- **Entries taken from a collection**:
· · · · ·

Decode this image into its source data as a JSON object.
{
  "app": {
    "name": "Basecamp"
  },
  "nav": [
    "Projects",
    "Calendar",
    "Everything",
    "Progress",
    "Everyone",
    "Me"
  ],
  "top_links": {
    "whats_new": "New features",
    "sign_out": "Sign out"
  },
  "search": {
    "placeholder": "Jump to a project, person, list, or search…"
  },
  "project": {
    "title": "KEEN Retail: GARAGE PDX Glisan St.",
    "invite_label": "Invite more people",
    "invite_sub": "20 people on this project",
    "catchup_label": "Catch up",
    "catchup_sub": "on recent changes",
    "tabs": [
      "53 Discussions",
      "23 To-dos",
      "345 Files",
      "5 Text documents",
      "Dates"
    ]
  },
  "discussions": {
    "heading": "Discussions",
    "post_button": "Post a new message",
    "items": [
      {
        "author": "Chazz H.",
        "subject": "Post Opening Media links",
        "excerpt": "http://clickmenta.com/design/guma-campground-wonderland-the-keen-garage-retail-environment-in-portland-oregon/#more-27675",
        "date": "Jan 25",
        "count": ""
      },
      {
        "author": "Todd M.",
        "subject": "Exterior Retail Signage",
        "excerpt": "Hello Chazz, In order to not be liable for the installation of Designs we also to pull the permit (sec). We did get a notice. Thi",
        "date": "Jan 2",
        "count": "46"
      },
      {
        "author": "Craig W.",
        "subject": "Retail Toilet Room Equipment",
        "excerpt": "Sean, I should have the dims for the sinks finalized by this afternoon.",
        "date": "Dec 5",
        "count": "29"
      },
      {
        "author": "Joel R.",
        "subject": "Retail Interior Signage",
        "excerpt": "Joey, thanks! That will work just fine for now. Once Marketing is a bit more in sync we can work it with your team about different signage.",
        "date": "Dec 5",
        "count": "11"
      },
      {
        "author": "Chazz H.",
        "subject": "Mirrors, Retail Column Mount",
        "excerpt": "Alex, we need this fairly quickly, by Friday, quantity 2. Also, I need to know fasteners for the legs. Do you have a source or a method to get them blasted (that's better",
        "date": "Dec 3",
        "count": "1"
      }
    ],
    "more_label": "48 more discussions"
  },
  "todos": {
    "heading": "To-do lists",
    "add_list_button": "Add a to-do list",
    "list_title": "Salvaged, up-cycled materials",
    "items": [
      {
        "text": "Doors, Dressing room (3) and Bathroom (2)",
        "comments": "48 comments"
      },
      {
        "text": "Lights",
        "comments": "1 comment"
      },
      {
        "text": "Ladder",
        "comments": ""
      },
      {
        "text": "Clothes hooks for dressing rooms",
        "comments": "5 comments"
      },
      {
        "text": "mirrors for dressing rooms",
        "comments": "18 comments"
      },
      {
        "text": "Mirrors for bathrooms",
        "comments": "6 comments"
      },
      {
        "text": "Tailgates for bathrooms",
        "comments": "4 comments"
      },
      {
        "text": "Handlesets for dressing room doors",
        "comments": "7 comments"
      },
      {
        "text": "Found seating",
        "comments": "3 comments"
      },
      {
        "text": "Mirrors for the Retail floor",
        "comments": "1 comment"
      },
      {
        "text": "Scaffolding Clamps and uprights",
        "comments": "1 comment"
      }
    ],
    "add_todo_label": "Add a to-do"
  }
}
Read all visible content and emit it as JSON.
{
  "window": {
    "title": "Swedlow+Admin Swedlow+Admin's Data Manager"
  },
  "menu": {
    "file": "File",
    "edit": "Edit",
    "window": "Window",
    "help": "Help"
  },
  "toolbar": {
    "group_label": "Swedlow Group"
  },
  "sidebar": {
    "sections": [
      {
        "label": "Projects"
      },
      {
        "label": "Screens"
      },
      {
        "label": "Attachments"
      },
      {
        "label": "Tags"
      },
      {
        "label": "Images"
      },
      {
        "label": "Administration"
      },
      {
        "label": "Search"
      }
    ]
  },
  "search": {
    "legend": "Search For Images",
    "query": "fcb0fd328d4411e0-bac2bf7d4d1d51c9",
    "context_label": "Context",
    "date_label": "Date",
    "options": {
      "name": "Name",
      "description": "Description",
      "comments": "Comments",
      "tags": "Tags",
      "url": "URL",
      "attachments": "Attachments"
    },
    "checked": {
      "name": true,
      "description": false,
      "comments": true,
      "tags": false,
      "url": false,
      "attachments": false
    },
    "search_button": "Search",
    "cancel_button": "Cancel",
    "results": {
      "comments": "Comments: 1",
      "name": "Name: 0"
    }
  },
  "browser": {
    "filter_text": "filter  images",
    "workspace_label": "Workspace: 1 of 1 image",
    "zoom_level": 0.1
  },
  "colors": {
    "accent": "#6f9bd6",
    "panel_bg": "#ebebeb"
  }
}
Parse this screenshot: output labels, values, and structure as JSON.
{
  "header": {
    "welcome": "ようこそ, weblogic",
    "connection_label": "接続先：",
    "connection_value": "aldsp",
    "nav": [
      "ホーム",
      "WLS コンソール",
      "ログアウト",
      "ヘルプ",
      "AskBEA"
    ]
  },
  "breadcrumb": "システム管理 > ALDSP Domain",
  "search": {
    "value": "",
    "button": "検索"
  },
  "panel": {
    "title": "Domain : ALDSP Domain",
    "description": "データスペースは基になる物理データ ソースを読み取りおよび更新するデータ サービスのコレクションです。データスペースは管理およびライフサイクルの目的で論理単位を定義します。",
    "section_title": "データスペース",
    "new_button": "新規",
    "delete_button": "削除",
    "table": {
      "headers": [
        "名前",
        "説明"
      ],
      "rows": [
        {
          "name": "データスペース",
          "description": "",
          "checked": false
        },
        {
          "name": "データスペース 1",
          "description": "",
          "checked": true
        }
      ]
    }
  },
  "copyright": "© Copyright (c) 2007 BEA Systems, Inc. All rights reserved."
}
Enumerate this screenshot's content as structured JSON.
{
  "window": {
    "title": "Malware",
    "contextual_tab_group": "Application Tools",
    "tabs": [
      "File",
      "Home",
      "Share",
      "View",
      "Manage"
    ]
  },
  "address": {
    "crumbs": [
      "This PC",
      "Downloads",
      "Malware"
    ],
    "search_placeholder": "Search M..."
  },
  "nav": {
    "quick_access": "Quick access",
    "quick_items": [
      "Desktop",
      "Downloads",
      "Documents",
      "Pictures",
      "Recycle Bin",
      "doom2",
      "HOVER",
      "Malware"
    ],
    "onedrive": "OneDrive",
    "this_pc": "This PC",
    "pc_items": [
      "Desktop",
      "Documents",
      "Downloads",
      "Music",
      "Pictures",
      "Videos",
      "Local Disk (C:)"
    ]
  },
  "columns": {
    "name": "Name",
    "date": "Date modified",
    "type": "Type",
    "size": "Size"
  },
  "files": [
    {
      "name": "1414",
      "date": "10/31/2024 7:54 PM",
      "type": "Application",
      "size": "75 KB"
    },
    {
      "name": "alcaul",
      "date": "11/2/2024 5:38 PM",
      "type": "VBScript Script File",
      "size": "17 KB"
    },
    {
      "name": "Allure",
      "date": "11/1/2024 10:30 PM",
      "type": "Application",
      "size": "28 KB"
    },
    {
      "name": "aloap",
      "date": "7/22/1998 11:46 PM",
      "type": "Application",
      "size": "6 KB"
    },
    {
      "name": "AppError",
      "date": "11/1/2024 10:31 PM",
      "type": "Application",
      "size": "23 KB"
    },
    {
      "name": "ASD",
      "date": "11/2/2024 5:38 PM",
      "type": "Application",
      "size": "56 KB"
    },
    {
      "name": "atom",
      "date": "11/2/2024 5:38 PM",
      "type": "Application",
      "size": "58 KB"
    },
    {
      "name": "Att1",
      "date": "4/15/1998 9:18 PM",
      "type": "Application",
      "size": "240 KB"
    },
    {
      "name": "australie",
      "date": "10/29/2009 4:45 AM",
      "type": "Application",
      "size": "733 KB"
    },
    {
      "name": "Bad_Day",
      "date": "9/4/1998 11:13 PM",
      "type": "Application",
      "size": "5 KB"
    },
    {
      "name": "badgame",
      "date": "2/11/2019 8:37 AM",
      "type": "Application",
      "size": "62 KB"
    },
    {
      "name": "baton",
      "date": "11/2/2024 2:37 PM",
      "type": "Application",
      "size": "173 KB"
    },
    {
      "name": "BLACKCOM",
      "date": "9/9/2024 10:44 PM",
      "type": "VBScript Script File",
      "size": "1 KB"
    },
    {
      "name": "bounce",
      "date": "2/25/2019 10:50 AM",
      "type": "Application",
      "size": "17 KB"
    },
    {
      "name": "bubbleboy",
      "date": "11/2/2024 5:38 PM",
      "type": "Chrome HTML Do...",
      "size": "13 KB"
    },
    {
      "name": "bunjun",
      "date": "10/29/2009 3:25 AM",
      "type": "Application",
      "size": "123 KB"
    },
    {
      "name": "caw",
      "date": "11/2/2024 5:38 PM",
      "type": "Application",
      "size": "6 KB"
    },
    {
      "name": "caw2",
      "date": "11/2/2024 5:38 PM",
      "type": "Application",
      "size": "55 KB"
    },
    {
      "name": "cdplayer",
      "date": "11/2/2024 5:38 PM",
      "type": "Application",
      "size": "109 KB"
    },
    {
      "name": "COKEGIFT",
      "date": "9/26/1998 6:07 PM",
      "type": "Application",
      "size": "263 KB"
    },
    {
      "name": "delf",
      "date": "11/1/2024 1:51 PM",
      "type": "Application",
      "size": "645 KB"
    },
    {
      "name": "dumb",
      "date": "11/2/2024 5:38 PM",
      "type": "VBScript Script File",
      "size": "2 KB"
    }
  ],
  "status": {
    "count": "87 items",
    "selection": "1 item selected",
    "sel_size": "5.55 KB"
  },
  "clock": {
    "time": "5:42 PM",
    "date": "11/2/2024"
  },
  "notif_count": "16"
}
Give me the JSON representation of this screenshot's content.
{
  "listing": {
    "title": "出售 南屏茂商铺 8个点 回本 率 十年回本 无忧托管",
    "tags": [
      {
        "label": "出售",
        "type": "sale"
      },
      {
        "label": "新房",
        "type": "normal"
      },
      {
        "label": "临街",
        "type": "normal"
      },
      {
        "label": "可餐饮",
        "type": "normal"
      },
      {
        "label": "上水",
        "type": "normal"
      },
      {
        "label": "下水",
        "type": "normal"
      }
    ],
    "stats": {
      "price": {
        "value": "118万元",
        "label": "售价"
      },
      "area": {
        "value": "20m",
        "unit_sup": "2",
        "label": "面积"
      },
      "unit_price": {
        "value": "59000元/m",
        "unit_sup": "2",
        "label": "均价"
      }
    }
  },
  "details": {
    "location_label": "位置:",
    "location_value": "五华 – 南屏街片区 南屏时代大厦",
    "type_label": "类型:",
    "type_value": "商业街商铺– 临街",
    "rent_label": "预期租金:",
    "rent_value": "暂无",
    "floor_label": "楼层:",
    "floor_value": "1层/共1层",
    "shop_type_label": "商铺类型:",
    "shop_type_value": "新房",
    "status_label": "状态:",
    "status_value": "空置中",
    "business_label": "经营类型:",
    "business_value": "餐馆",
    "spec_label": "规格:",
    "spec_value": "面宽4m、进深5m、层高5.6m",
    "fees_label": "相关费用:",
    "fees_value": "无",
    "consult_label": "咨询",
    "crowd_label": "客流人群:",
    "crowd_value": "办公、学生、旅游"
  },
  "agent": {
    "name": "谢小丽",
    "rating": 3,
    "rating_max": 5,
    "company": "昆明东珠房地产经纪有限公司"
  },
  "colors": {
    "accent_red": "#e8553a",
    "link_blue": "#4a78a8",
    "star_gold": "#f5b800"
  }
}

· · · · ·

- **TO BE DONE**: Gather from the entries above all lines that include the string "content".

- **SOLVED PROBLEM**:
Read all visible content and emit it as JSON.
Enumerate this screenshot's content as structured JSON.
Give me the JSON representation of this screenshot's content.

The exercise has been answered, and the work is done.